Direction — Wherever the word "JSON" shows up in a line, please copy that line.

##### Supplied records #####

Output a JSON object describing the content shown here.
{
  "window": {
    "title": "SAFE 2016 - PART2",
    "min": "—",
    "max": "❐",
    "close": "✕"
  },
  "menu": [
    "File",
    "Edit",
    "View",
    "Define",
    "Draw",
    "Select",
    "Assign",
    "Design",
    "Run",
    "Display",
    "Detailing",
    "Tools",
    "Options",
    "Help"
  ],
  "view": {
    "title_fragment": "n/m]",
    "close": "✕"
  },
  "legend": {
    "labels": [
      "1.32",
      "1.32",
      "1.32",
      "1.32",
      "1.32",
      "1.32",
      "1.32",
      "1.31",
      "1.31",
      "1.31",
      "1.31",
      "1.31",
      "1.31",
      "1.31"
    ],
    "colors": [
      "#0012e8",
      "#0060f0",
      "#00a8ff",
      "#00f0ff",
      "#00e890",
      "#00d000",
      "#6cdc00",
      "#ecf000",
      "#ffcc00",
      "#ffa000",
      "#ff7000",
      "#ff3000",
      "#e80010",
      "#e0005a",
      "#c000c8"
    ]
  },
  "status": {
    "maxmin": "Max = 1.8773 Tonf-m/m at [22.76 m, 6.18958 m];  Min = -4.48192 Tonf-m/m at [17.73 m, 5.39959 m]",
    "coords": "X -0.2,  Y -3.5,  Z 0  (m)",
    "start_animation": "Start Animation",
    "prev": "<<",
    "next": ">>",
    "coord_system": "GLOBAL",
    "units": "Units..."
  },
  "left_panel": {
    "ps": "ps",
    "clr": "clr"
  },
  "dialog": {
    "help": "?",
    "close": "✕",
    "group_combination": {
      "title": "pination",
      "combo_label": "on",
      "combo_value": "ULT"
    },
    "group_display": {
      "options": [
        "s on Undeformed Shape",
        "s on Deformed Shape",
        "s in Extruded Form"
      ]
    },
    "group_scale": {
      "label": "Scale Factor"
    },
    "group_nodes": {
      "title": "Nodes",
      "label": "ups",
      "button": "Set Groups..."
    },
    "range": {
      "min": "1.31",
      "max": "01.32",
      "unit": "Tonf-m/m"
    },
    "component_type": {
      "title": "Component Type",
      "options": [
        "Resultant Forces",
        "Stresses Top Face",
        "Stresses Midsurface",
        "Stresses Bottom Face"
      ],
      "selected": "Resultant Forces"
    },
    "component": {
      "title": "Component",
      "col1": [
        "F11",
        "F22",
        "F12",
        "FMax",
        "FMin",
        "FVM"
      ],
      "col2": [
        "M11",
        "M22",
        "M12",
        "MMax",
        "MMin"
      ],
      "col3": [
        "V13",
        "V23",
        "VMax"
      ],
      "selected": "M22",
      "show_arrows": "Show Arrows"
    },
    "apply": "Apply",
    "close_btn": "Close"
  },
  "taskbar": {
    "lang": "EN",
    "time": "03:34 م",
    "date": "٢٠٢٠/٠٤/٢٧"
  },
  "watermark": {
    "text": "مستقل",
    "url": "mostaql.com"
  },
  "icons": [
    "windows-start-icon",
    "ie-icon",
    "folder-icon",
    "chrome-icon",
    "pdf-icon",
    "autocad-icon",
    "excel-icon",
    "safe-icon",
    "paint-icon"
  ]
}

#####
##### Supplied records #####

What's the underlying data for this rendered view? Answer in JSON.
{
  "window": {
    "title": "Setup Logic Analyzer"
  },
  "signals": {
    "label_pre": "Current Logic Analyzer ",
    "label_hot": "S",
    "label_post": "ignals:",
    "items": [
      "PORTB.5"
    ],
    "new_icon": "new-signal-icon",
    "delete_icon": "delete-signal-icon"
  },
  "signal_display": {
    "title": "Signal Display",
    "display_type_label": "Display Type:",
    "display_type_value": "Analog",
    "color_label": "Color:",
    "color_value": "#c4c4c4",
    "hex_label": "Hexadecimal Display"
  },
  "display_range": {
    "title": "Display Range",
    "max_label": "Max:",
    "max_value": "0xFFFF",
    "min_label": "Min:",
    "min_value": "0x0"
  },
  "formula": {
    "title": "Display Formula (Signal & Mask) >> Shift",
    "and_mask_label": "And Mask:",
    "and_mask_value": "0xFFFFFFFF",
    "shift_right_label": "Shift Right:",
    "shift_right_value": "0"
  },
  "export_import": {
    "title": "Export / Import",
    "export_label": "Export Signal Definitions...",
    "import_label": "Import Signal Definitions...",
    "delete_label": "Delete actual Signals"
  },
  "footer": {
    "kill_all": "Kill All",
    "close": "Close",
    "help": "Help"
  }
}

#####

Written response —
Output a JSON object describing the content shown here.
What's the underlying data for this rendered view? Answer in JSON.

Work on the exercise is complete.